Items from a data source
☆ ☆ ☆ ☆ ☆ ☆ ☆

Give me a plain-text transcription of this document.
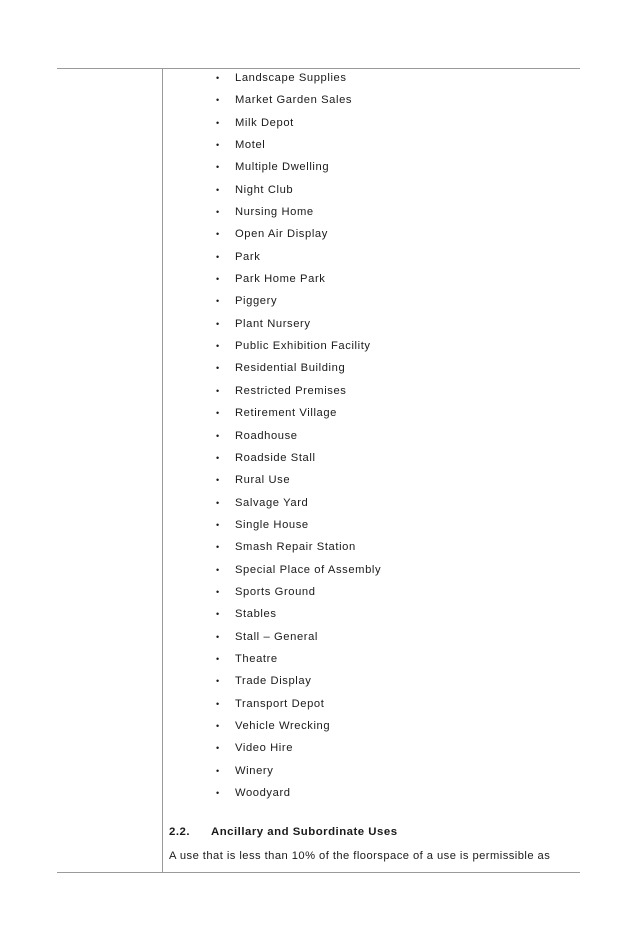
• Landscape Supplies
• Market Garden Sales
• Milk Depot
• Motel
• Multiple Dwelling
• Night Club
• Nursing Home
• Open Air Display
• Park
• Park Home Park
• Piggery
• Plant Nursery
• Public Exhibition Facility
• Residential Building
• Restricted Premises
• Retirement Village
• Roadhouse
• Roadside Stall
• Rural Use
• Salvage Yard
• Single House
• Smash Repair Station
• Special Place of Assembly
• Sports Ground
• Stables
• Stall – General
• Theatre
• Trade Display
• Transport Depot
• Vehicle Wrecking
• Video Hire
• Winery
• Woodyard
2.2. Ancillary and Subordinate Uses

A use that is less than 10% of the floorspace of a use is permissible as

☆ ☆ ☆ ☆ ☆ ☆ ☆

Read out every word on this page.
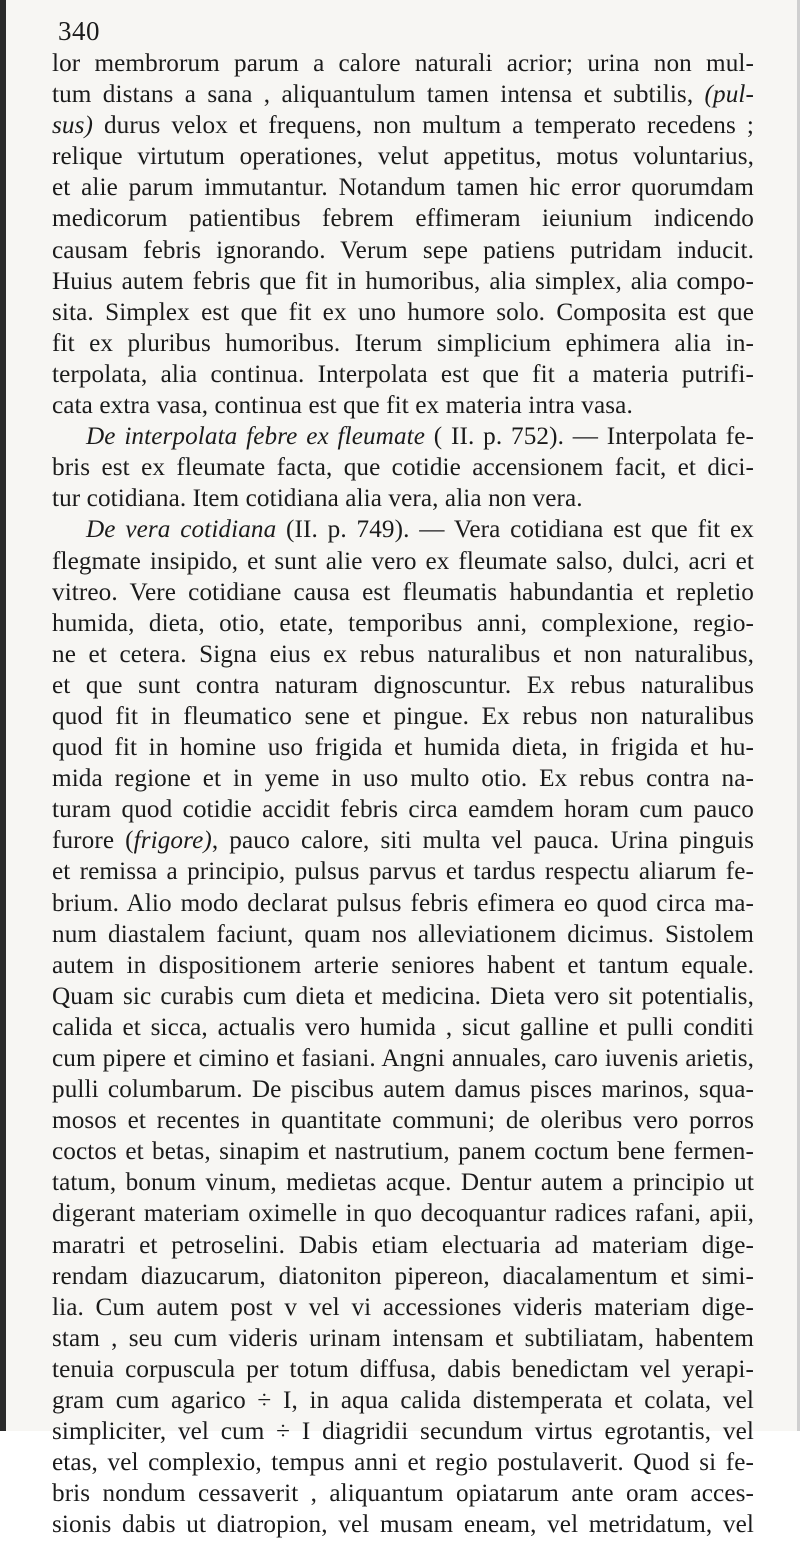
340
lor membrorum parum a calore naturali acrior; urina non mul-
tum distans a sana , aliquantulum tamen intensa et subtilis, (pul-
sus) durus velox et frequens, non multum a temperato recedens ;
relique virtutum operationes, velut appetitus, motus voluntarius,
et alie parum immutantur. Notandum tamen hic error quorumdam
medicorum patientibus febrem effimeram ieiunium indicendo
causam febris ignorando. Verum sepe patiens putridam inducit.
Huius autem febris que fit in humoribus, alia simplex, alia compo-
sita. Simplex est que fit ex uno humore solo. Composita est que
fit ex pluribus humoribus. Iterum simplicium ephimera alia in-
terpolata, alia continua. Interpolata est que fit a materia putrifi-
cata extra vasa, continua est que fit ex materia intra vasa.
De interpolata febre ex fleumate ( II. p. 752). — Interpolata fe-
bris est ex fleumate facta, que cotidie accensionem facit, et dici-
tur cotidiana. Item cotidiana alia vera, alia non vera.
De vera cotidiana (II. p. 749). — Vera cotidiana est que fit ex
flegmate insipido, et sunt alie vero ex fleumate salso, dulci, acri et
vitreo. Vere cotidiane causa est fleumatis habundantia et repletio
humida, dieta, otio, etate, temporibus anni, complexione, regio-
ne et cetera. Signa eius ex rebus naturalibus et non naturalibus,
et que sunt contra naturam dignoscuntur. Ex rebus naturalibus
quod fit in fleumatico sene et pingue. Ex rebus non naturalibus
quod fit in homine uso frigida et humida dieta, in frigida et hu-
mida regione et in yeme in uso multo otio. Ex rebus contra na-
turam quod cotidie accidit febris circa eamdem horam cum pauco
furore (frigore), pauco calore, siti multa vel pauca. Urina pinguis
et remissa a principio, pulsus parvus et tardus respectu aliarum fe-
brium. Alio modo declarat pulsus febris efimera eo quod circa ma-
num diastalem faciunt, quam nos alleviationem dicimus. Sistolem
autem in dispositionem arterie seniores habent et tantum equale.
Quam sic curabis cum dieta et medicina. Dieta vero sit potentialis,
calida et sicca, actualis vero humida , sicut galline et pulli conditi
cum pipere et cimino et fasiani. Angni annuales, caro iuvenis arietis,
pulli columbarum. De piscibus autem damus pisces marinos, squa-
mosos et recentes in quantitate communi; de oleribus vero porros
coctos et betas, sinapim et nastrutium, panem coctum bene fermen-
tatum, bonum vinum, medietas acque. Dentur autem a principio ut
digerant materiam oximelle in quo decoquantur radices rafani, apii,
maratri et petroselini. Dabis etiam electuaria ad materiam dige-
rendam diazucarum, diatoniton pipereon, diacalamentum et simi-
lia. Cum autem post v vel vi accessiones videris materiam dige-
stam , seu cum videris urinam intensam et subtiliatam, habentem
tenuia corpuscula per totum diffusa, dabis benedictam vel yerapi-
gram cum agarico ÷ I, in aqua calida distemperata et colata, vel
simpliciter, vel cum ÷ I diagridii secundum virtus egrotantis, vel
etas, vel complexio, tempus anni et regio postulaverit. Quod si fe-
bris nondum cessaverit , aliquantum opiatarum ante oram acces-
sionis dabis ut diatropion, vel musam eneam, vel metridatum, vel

☆ ☆ ☆ ☆ ☆ ☆ ☆

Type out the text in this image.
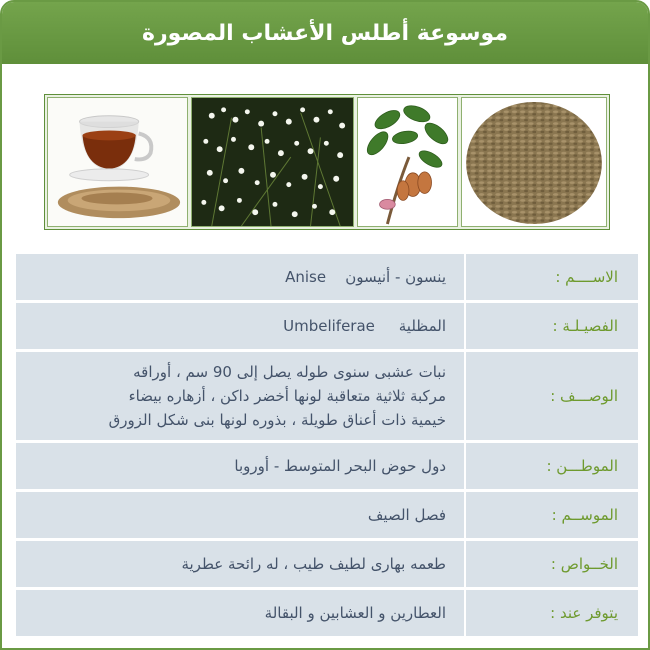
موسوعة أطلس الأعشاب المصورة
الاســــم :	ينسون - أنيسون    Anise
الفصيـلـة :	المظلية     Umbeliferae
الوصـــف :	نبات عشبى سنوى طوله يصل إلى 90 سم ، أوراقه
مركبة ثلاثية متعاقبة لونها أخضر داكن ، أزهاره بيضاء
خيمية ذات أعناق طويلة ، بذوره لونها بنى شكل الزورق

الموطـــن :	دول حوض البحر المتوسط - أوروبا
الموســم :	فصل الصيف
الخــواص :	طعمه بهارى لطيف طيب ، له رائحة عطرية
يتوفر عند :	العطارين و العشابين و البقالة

☆ ☆ ☆ ☆ ☆ ☆ ☆

Aim of the task
Search the entries for the word "pulsus" and gather every line where it appears.

Solution for this task
et remissa a principio, pulsus parvus et tardus respectu aliarum fe-
brium. Alio modo declarat pulsus febris efimera eo quod circa ma-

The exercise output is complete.